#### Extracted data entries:
++++

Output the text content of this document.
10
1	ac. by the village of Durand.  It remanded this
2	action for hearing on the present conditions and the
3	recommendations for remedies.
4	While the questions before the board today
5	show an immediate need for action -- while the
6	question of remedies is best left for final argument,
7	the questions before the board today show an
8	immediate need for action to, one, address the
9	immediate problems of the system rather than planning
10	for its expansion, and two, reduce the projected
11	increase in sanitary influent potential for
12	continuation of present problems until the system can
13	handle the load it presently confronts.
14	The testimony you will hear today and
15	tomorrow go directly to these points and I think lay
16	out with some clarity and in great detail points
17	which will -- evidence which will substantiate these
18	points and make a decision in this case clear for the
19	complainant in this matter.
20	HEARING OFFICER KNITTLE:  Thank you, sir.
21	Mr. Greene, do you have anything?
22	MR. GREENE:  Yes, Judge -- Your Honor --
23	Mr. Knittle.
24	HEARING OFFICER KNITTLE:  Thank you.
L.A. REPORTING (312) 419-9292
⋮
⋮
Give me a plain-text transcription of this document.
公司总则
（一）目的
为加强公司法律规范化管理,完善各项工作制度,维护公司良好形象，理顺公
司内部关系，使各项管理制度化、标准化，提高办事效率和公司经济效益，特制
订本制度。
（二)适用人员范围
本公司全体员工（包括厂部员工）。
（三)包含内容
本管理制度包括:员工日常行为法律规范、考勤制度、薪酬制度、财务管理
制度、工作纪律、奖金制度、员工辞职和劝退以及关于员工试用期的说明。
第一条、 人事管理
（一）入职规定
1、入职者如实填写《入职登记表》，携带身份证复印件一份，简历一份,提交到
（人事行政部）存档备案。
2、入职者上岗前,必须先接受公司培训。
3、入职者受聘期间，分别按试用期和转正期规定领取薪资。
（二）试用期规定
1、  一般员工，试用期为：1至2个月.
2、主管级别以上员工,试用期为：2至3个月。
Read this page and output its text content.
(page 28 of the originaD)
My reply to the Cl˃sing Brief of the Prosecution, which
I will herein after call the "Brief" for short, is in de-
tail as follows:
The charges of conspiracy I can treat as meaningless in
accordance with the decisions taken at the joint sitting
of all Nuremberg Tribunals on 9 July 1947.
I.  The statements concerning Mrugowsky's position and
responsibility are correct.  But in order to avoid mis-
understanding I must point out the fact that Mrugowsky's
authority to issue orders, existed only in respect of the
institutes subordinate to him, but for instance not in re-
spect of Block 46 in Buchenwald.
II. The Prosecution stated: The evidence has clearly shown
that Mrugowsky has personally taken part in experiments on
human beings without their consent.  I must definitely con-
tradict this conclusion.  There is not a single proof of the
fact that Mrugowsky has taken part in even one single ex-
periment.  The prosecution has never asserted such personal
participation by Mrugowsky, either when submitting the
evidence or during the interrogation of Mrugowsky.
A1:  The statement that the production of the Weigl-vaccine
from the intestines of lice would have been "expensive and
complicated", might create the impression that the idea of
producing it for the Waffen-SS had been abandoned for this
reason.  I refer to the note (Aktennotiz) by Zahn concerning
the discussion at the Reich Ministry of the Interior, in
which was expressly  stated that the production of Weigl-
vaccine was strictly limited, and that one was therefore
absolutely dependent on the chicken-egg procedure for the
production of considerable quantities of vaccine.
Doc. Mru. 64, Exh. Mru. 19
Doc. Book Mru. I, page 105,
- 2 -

++++

#### TASK REQUIREMENTS:
Work out how many lines in the records above contain the word "been", and reply with that number alone.

#### RESULT OF THE TASK:
2